To be done
Return the complete listing that follows, with each line reproduced exactly.

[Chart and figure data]
--- start ---
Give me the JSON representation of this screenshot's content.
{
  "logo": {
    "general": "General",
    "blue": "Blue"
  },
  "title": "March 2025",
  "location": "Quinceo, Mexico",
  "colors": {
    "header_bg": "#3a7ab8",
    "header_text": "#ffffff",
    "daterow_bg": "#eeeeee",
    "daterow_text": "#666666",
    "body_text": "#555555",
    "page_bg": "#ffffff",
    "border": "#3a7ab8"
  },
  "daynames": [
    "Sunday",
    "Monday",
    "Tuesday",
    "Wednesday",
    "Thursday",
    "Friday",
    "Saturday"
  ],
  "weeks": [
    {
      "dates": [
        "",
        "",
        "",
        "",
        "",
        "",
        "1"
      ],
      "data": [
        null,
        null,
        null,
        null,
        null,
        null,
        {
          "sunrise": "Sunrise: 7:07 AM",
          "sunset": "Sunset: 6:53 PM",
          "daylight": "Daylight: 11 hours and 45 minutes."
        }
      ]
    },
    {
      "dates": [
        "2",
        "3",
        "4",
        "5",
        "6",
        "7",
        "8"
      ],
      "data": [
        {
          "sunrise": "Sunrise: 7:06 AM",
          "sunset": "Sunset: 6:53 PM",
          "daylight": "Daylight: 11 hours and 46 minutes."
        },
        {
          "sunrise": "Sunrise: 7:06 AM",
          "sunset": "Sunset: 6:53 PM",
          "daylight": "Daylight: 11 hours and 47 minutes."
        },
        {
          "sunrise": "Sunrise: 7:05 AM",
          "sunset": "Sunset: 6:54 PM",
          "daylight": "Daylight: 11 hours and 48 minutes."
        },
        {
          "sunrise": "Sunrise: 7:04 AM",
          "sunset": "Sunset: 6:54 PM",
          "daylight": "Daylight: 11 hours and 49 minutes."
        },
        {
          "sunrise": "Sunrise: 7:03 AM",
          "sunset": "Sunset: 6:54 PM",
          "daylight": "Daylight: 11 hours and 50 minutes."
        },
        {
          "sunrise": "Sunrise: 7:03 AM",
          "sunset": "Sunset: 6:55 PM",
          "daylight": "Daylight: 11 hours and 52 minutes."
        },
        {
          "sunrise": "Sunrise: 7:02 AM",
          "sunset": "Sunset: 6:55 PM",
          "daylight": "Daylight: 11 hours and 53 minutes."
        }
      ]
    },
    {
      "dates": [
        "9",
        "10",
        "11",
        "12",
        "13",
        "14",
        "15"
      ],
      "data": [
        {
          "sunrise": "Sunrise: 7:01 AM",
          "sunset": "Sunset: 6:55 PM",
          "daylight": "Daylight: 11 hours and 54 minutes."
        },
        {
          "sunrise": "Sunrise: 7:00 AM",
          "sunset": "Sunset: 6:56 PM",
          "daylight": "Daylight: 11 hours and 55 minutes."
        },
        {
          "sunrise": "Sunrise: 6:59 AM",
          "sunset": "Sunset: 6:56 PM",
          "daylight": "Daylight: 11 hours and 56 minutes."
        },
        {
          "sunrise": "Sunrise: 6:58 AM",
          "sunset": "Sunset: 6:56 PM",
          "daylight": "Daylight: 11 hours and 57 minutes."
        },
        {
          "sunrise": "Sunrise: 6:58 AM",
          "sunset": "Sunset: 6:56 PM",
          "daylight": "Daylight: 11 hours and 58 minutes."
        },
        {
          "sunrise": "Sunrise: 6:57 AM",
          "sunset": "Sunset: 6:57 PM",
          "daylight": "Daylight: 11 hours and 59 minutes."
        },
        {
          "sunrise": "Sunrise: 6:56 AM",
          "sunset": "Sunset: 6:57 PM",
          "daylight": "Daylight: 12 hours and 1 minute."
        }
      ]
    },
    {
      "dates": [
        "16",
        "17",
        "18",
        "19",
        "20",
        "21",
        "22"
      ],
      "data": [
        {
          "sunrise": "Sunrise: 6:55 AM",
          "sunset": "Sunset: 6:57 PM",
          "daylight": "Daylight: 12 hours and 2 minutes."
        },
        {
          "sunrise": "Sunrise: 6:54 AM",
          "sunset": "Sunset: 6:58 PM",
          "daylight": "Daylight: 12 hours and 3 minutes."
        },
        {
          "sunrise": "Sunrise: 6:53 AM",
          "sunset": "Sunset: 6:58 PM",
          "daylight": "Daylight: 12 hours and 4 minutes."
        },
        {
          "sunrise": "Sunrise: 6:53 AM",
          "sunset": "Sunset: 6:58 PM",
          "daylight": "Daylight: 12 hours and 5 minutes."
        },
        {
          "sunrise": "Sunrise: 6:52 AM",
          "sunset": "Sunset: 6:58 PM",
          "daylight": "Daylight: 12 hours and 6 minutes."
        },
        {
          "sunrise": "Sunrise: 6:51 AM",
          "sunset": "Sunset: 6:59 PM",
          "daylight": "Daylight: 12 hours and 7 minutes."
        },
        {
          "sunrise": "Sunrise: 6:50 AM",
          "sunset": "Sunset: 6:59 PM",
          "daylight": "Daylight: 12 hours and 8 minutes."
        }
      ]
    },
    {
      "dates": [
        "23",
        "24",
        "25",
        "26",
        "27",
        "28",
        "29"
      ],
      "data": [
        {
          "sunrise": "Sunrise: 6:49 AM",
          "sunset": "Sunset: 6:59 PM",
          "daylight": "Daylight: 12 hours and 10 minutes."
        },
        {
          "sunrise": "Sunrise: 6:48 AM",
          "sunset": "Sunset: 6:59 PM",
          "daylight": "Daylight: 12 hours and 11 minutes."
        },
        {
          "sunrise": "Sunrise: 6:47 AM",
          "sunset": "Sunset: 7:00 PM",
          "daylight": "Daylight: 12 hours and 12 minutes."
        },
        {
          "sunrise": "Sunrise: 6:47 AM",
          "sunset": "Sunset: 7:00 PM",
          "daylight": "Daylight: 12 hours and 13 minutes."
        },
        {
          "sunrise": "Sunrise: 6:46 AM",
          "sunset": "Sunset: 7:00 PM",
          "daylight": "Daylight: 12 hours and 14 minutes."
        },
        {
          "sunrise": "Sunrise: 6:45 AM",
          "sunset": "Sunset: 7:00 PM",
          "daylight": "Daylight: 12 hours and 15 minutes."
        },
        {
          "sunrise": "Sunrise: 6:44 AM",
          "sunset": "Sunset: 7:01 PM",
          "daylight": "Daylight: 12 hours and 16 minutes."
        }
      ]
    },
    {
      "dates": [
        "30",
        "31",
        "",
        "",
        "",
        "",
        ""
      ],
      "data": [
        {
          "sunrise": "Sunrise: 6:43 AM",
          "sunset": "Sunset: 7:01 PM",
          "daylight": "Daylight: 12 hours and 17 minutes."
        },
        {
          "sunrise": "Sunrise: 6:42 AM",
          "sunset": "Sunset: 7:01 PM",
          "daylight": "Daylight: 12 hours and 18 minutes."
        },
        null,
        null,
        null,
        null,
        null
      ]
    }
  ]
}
--- end ---
Answer to this task
Give me the JSON representation of this screenshot's content.
{
  "logo": {
    "general": "General",
    "blue": "Blue"
  },
  "title": "March 2025",
  "location": "Quinceo, Mexico",
  "colors": {
    "header_bg": "#3a7ab8",
    "header_text": "#ffffff",
    "daterow_bg": "#eeeeee",
    "daterow_text": "#666666",
    "body_text": "#555555",
    "page_bg": "#ffffff",
    "border": "#3a7ab8"
  },
  "daynames": [
    "Sunday",
    "Monday",
    "Tuesday",
    "Wednesday",
    "Thursday",
    "Friday",
    "Saturday"
  ],
  "weeks": [
    {
      "dates": [
        "",
        "",
        "",
        "",
        "",
        "",
        "1"
      ],
      "data": [
        null,
        null,
        null,
        null,
        null,
        null,
        {
          "sunrise": "Sunrise: 7:07 AM",
          "sunset": "Sunset: 6:53 PM",
          "daylight": "Daylight: 11 hours and 45 minutes."
        }
      ]
    },
    {
      "dates": [
        "2",
        "3",
        "4",
        "5",
        "6",
        "7",
        "8"
      ],
      "data": [
        {
          "sunrise": "Sunrise: 7:06 AM",
          "sunset": "Sunset: 6:53 PM",
          "daylight": "Daylight: 11 hours and 46 minutes."
        },
        {
          "sunrise": "Sunrise: 7:06 AM",
          "sunset": "Sunset: 6:53 PM",
          "daylight": "Daylight: 11 hours and 47 minutes."
        },
        {
          "sunrise": "Sunrise: 7:05 AM",
          "sunset": "Sunset: 6:54 PM",
          "daylight": "Daylight: 11 hours and 48 minutes."
        },
        {
          "sunrise": "Sunrise: 7:04 AM",
          "sunset": "Sunset: 6:54 PM",
          "daylight": "Daylight: 11 hours and 49 minutes."
        },
        {
          "sunrise": "Sunrise: 7:03 AM",
          "sunset": "Sunset: 6:54 PM",
          "daylight": "Daylight: 11 hours and 50 minutes."
        },
        {
          "sunrise": "Sunrise: 7:03 AM",
          "sunset": "Sunset: 6:55 PM",
          "daylight": "Daylight: 11 hours and 52 minutes."
        },
        {
          "sunrise": "Sunrise: 7:02 AM",
          "sunset": "Sunset: 6:55 PM",
          "daylight": "Daylight: 11 hours and 53 minutes."
        }
      ]
    },
    {
      "dates": [
        "9",
        "10",
        "11",
        "12",
        "13",
        "14",
        "15"
      ],
      "data": [
        {
          "sunrise": "Sunrise: 7:01 AM",
          "sunset": "Sunset: 6:55 PM",
          "daylight": "Daylight: 11 hours and 54 minutes."
        },
        {
          "sunrise": "Sunrise: 7:00 AM",
          "sunset": "Sunset: 6:56 PM",
          "daylight": "Daylight: 11 hours and 55 minutes."
        },
        {
          "sunrise": "Sunrise: 6:59 AM",
          "sunset": "Sunset: 6:56 PM",
          "daylight": "Daylight: 11 hours and 56 minutes."
        },
        {
          "sunrise": "Sunrise: 6:58 AM",
          "sunset": "Sunset: 6:56 PM",
          "daylight": "Daylight: 11 hours and 57 minutes."
        },
        {
          "sunrise": "Sunrise: 6:58 AM",
          "sunset": "Sunset: 6:56 PM",
          "daylight": "Daylight: 11 hours and 58 minutes."
        },
        {
          "sunrise": "Sunrise: 6:57 AM",
          "sunset": "Sunset: 6:57 PM",
          "daylight": "Daylight: 11 hours and 59 minutes."
        },
        {
          "sunrise": "Sunrise: 6:56 AM",
          "sunset": "Sunset: 6:57 PM",
          "daylight": "Daylight: 12 hours and 1 minute."
        }
      ]
    },
    {
      "dates": [
        "16",
        "17",
        "18",
        "19",
        "20",
        "21",
        "22"
      ],
      "data": [
        {
          "sunrise": "Sunrise: 6:55 AM",
          "sunset": "Sunset: 6:57 PM",
          "daylight": "Daylight: 12 hours and 2 minutes."
        },
        {
          "sunrise": "Sunrise: 6:54 AM",
          "sunset": "Sunset: 6:58 PM",
          "daylight": "Daylight: 12 hours and 3 minutes."
        },
        {
          "sunrise": "Sunrise: 6:53 AM",
          "sunset": "Sunset: 6:58 PM",
          "daylight": "Daylight: 12 hours and 4 minutes."
        },
        {
          "sunrise": "Sunrise: 6:53 AM",
          "sunset": "Sunset: 6:58 PM",
          "daylight": "Daylight: 12 hours and 5 minutes."
        },
        {
          "sunrise": "Sunrise: 6:52 AM",
          "sunset": "Sunset: 6:58 PM",
          "daylight": "Daylight: 12 hours and 6 minutes."
        },
        {
          "sunrise": "Sunrise: 6:51 AM",
          "sunset": "Sunset: 6:59 PM",
          "daylight": "Daylight: 12 hours and 7 minutes."
        },
        {
          "sunrise": "Sunrise: 6:50 AM",
          "sunset": "Sunset: 6:59 PM",
          "daylight": "Daylight: 12 hours and 8 minutes."
        }
      ]
    },
    {
      "dates": [
        "23",
        "24",
        "25",
        "26",
        "27",
        "28",
        "29"
      ],
      "data": [
        {
          "sunrise": "Sunrise: 6:49 AM",
          "sunset": "Sunset: 6:59 PM",
          "daylight": "Daylight: 12 hours and 10 minutes."
        },
        {
          "sunrise": "Sunrise: 6:48 AM",
          "sunset": "Sunset: 6:59 PM",
          "daylight": "Daylight: 12 hours and 11 minutes."
        },
        {
          "sunrise": "Sunrise: 6:47 AM",
          "sunset": "Sunset: 7:00 PM",
          "daylight": "Daylight: 12 hours and 12 minutes."
        },
        {
          "sunrise": "Sunrise: 6:47 AM",
          "sunset": "Sunset: 7:00 PM",
          "daylight": "Daylight: 12 hours and 13 minutes."
        },
        {
          "sunrise": "Sunrise: 6:46 AM",
          "sunset": "Sunset: 7:00 PM",
          "daylight": "Daylight: 12 hours and 14 minutes."
        },
        {
          "sunrise": "Sunrise: 6:45 AM",
          "sunset": "Sunset: 7:00 PM",
          "daylight": "Daylight: 12 hours and 15 minutes."
        },
        {
          "sunrise": "Sunrise: 6:44 AM",
          "sunset": "Sunset: 7:01 PM",
          "daylight": "Daylight: 12 hours and 16 minutes."
        }
      ]
    },
    {
      "dates": [
        "30",
        "31",
        "",
        "",
        "",
        "",
        ""
      ],
      "data": [
        {
          "sunrise": "Sunrise: 6:43 AM",
          "sunset": "Sunset: 7:01 PM",
          "daylight": "Daylight: 12 hours and 17 minutes."
        },
        {
          "sunrise": "Sunrise: 6:42 AM",
          "sunset": "Sunset: 7:01 PM",
          "daylight": "Daylight: 12 hours and 18 minutes."
        },
        null,
        null,
        null,
        null,
        null
      ]
    }
  ]
}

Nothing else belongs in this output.